桃山学院大学では、1981年以来「論文指導」「論文作法」あるいは「論述作文」という授業名で、学生に論文の書き方に関する指導をおこなってきた。開始から20年の歳月を経た今この取り組みを振り返り、そこから得られたものをこれからのカリキュラム設計に生かすべく総括を試みる。
「論文指導」は、全学的カリキュラム改革の重要な一環として計画され、数年の試行を経て1981年より全学部をあげて取り組まれた。その当時、学生の日本語能力の低下がマスコミにも大きく取り上げられるほど表面化しており、大学として放置できないという認識があった。言語能力の低下は大学の存立基盤を危うくし、大学教育が成り立たない状況を作り出すと危惧されていた。この状況を少しでも改善すべく設置された「論文指導」は、日本語の文章を書くことで考える力を養うという目標を持っていた。
「論文指導」の授業を担当したのは、作文教育などの専門教員ではなく、それぞれの分野では専門家ではあっても作文教育については何の経験もない教員たちだった。これは、専門分野の中でふだんから論文を書いている教員こそ論文指導に当たるのにふさわしいはず、という考えと、担当する教員にとっても自らの知識の総合化を図る上でプラスになるという考えに基づくものであった。とはいえ、自らが書くことと、それを学生に指導することとの間には大きな差がある。全学部から専任教員の有志がこの難事業に挑戦した。

- 提供された記録
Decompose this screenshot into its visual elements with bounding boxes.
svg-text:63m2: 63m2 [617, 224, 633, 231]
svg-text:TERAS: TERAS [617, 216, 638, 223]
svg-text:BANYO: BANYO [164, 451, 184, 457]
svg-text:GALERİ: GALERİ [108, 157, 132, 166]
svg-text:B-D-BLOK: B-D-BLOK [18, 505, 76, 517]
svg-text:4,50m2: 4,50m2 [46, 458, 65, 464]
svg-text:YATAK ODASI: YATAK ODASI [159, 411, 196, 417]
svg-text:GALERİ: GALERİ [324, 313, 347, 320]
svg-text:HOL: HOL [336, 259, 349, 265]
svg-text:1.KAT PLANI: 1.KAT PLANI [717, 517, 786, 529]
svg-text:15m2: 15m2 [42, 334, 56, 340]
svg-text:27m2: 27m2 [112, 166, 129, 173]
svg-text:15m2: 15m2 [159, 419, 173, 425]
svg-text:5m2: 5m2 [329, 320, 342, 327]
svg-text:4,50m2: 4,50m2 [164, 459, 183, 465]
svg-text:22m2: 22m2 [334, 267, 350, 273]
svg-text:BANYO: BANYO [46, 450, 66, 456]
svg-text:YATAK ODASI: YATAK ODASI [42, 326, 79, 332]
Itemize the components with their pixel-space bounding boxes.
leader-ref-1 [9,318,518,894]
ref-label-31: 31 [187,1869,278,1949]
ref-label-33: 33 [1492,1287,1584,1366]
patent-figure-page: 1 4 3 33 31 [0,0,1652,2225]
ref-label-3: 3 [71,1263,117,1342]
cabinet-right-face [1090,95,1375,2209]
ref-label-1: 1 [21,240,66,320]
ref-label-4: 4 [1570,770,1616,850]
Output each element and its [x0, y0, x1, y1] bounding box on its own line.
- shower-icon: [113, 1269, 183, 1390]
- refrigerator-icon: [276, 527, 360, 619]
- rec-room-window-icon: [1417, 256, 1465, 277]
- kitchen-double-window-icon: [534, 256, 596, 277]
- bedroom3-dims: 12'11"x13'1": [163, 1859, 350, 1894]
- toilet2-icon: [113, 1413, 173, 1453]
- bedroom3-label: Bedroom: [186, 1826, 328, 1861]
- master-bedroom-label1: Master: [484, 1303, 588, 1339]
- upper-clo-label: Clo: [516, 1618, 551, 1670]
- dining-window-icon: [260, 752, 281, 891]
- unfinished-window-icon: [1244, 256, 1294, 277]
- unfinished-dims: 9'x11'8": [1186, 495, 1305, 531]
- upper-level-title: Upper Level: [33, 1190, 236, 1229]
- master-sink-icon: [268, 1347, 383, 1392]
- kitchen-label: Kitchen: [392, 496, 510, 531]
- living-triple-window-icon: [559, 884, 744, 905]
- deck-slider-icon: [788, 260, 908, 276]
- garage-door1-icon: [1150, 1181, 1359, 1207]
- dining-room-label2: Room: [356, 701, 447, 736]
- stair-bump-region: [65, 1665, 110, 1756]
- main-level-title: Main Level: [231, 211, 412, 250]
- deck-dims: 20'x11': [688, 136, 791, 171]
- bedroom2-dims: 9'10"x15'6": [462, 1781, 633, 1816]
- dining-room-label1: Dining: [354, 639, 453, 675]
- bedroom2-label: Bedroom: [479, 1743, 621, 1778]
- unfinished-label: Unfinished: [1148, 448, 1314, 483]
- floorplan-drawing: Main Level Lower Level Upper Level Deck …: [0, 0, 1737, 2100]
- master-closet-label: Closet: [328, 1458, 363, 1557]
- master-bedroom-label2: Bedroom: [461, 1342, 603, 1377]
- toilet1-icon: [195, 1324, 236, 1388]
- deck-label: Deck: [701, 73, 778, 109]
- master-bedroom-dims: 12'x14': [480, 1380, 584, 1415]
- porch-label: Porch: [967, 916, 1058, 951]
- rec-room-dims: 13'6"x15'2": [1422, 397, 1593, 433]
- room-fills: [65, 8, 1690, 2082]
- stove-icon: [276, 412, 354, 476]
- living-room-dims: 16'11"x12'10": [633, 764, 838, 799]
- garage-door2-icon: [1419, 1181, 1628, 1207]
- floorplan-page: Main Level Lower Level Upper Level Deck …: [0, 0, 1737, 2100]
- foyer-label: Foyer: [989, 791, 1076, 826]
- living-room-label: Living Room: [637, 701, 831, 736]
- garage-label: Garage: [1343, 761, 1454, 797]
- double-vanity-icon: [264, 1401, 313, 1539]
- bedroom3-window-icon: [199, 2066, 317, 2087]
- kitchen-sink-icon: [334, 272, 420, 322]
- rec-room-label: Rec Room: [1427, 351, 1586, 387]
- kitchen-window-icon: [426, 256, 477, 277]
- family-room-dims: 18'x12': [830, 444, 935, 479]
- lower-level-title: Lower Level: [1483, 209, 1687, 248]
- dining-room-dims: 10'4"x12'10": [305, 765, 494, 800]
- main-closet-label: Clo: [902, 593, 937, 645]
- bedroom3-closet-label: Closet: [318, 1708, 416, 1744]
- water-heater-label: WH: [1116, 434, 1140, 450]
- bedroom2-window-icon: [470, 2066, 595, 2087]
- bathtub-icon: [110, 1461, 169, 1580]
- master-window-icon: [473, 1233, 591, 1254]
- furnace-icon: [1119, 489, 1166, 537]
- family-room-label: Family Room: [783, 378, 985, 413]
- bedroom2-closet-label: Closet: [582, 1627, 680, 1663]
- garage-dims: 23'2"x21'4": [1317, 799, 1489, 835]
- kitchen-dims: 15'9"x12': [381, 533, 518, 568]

- 課題指示
論文指導の取り組みについての課題文から、「桃山学院大学では、1981年」で始まり「有志がこの難事業に挑戦した。」に至るまでの部分を、一字一句変えずに書き出しなさい。

- 課題の解答
桃山学院大学では、1981年以来「論文指導」「論文作法」あるいは「論述作文」という授業名で、学生に論文の書き方に関する指導をおこなってきた。開始から20年の歳月を経た今この取り組みを振り返り、そこから得られたものをこれからのカリキュラム設計に生かすべく総括を試みる。
「論文指導」は、全学的カリキュラム改革の重要な一環として計画され、数年の試行を経て1981年より全学部をあげて取り組まれた。その当時、学生の日本語能力の低下がマスコミにも大きく取り上げられるほど表面化しており、大学として放置できないという認識があった。言語能力の低下は大学の存立基盤を危うくし、大学教育が成り立たない状況を作り出すと危惧されていた。この状況を少しでも改善すべく設置された「論文指導」は、日本語の文章を書くことで考える力を養うという目標を持っていた。
「論文指導」の授業を担当したのは、作文教育などの専門教員ではなく、それぞれの分野では専門家ではあっても作文教育については何の経験もない教員たちだった。これは、専門分野の中でふだんから論文を書いている教員こそ論文指導に当たるのにふさわしいはず、という考えと、担当する教員にとっても自らの知識の総合化を図る上でプラスになるという考えに基づくものであった。とはいえ、自らが書くことと、それを学生に指導することとの間には大きな差がある。全学部から専任教員の有志がこの難事業に挑戦した。